#### [Work to complete]
Please render the stretch from the line containing "283, 241, 301]" through the line containing "627, 241, 645]" as a JSON list of strings, one string per line, leaving out any blank lines.

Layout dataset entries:
* Begin *
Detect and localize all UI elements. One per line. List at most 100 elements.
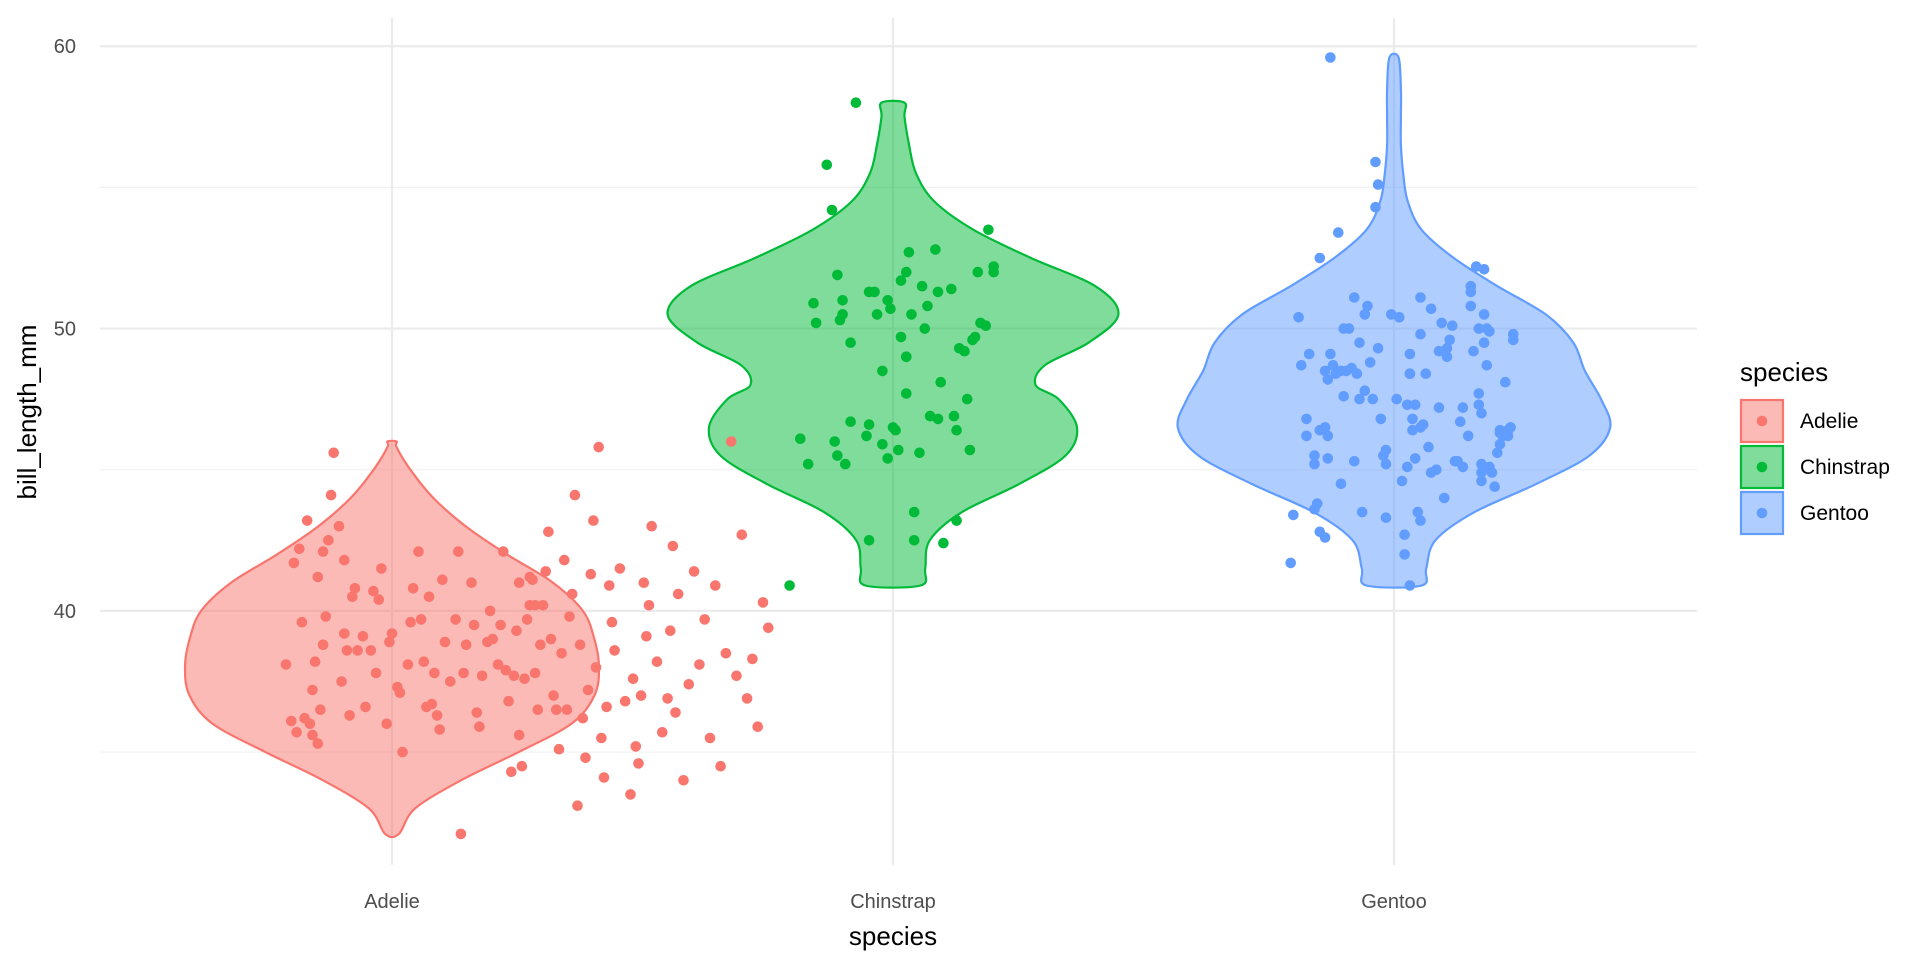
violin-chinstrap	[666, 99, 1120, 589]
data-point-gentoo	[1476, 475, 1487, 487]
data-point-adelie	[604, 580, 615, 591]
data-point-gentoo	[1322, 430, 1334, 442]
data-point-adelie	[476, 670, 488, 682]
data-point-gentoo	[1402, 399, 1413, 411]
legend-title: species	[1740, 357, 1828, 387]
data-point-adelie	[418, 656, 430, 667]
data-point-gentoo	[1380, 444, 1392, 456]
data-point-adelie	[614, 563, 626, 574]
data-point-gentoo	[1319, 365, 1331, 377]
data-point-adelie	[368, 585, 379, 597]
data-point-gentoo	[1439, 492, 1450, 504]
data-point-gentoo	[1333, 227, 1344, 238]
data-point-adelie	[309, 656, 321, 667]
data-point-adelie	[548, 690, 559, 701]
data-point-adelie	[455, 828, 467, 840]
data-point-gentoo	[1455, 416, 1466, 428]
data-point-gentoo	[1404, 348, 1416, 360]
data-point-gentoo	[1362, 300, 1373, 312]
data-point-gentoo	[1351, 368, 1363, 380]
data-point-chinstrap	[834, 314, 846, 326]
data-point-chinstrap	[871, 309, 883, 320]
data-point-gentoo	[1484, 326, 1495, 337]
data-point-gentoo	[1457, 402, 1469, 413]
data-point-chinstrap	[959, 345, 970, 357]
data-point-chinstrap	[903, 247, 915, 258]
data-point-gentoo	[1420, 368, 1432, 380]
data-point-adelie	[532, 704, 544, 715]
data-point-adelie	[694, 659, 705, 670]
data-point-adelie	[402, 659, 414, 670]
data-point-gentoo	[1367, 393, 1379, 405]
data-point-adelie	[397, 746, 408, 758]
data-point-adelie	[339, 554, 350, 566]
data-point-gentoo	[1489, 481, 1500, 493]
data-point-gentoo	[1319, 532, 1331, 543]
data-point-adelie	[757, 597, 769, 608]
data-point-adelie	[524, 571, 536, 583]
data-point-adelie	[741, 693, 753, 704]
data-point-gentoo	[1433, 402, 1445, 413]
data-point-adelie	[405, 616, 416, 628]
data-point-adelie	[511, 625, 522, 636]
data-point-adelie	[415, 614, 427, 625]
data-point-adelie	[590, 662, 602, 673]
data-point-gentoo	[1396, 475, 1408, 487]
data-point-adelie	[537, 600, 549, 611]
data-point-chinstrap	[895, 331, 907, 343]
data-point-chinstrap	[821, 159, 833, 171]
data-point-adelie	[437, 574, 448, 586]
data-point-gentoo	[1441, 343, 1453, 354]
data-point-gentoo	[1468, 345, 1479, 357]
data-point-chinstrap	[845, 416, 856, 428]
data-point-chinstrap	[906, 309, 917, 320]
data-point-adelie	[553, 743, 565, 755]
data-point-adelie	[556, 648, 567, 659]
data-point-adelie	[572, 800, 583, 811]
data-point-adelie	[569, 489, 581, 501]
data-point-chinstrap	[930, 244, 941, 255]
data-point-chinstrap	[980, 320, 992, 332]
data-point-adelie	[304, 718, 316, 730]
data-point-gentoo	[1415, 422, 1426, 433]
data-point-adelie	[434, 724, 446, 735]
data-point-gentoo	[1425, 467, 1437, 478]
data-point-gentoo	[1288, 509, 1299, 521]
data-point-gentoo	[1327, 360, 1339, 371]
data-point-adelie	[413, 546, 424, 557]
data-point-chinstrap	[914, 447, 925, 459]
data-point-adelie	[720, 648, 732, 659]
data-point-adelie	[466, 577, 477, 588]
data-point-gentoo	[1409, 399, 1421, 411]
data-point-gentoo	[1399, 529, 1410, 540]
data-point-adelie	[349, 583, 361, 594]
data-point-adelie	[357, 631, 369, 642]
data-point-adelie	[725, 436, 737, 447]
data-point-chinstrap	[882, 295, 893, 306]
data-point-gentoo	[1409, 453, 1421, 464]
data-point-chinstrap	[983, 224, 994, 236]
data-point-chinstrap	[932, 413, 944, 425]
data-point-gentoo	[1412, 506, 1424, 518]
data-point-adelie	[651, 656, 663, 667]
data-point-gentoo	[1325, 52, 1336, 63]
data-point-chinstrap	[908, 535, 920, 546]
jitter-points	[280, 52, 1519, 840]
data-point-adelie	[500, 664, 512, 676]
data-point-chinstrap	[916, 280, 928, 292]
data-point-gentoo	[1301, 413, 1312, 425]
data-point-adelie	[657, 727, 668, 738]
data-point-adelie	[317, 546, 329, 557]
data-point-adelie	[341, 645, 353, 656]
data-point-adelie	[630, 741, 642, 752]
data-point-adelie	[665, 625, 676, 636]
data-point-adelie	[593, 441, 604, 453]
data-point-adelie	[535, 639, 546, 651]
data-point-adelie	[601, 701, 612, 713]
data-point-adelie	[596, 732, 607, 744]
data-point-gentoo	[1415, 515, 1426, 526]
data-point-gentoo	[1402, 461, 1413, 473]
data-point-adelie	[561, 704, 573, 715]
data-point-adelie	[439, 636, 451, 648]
* End *
* Begin *
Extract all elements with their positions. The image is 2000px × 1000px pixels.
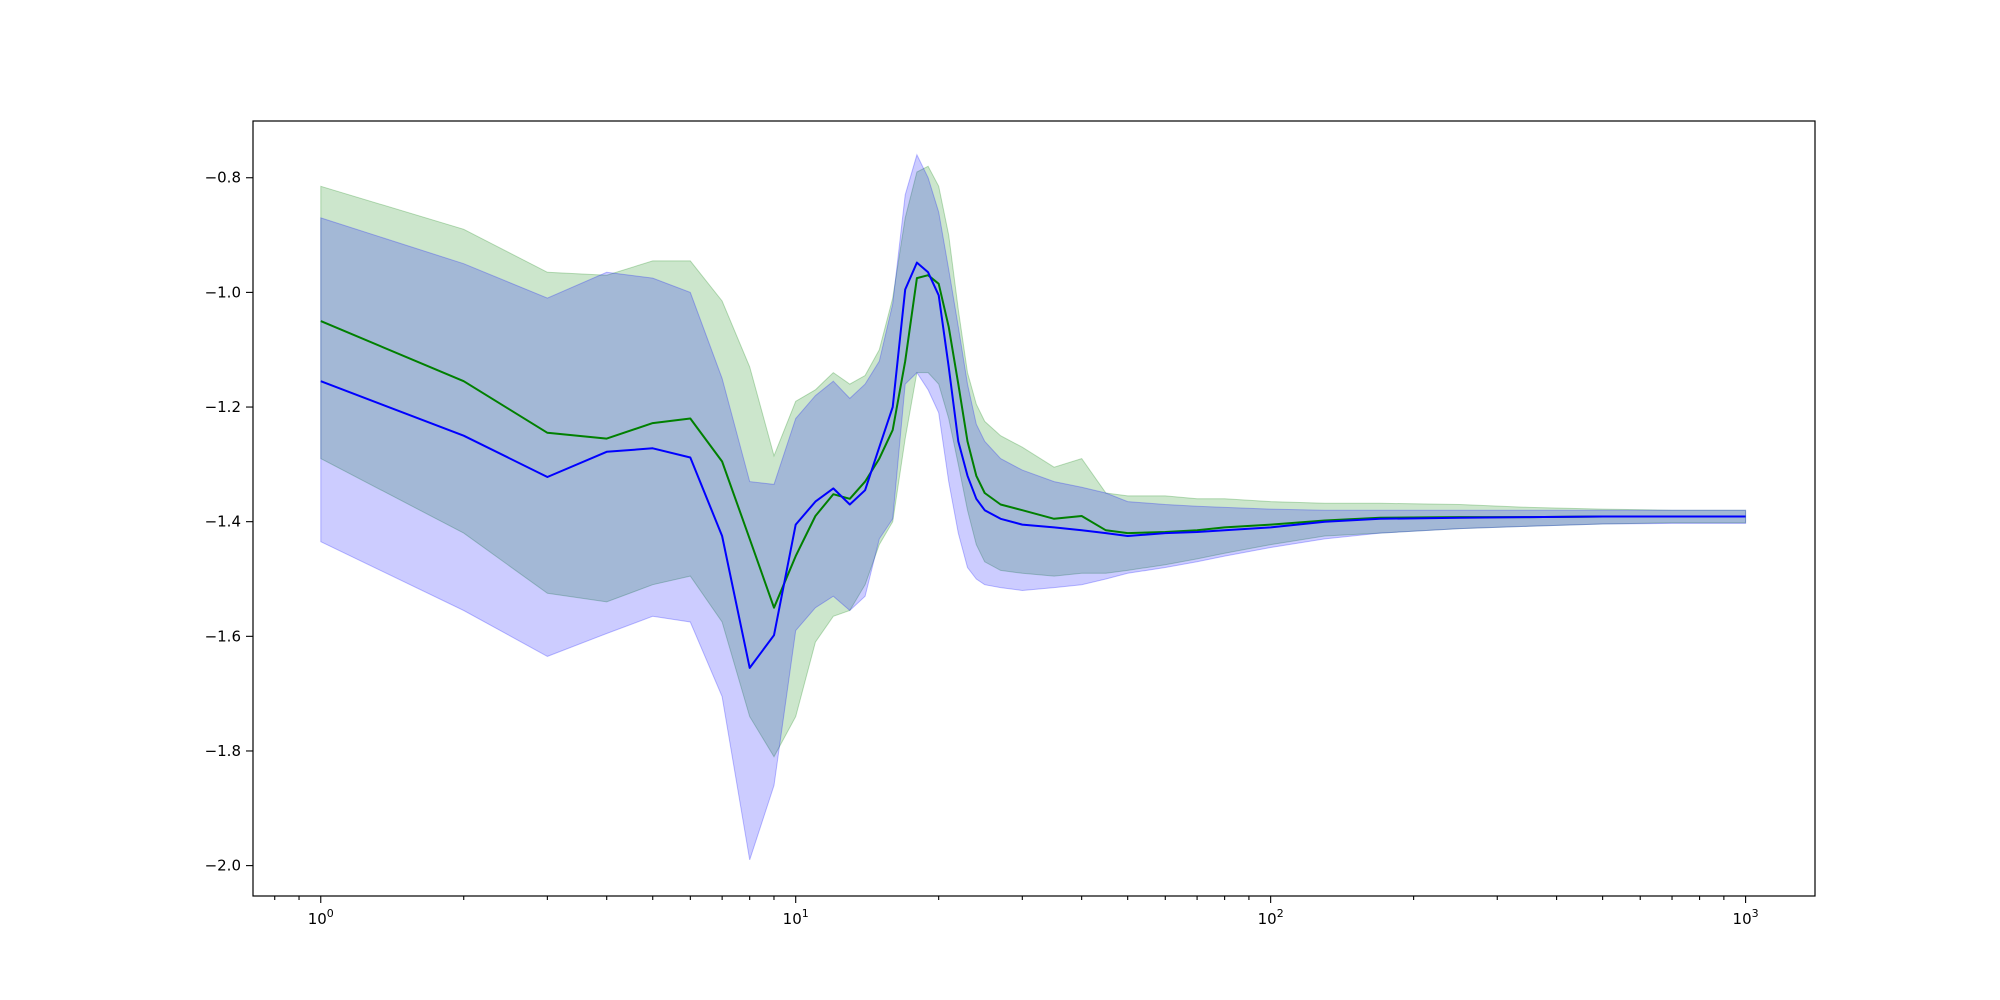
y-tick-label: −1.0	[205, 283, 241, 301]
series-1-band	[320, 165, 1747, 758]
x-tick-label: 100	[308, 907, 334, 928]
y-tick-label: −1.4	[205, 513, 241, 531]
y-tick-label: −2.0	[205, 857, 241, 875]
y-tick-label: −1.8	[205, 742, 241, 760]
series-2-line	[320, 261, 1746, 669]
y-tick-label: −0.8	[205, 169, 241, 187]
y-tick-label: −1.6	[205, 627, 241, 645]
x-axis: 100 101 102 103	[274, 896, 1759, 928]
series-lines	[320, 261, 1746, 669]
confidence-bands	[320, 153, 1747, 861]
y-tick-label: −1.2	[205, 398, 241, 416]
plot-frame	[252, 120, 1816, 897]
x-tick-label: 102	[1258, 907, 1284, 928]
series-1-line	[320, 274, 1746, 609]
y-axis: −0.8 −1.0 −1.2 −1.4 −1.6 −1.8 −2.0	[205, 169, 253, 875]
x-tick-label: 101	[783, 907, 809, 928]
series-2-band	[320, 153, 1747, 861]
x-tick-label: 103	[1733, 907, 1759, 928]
* End *
#### [Solution for this exercise]
[
  "y-tick-label: −1.0\t[205, 283, 241, 301]",
  "series-1-band\t[320, 165, 1747, 758]",
  "x-tick-label: 100\t[308, 907, 334, 928]",
  "y-tick-label: −1.4\t[205, 513, 241, 531]",
  "y-tick-label: −2.0\t[205, 857, 241, 875]",
  "y-tick-label: −1.8\t[205, 742, 241, 760]",
  "series-2-line\t[320, 261, 1746, 669]",
  "y-tick-label: −0.8\t[205, 169, 241, 187]",
  "y-tick-label: −1.6\t[205, 627, 241, 645]"
]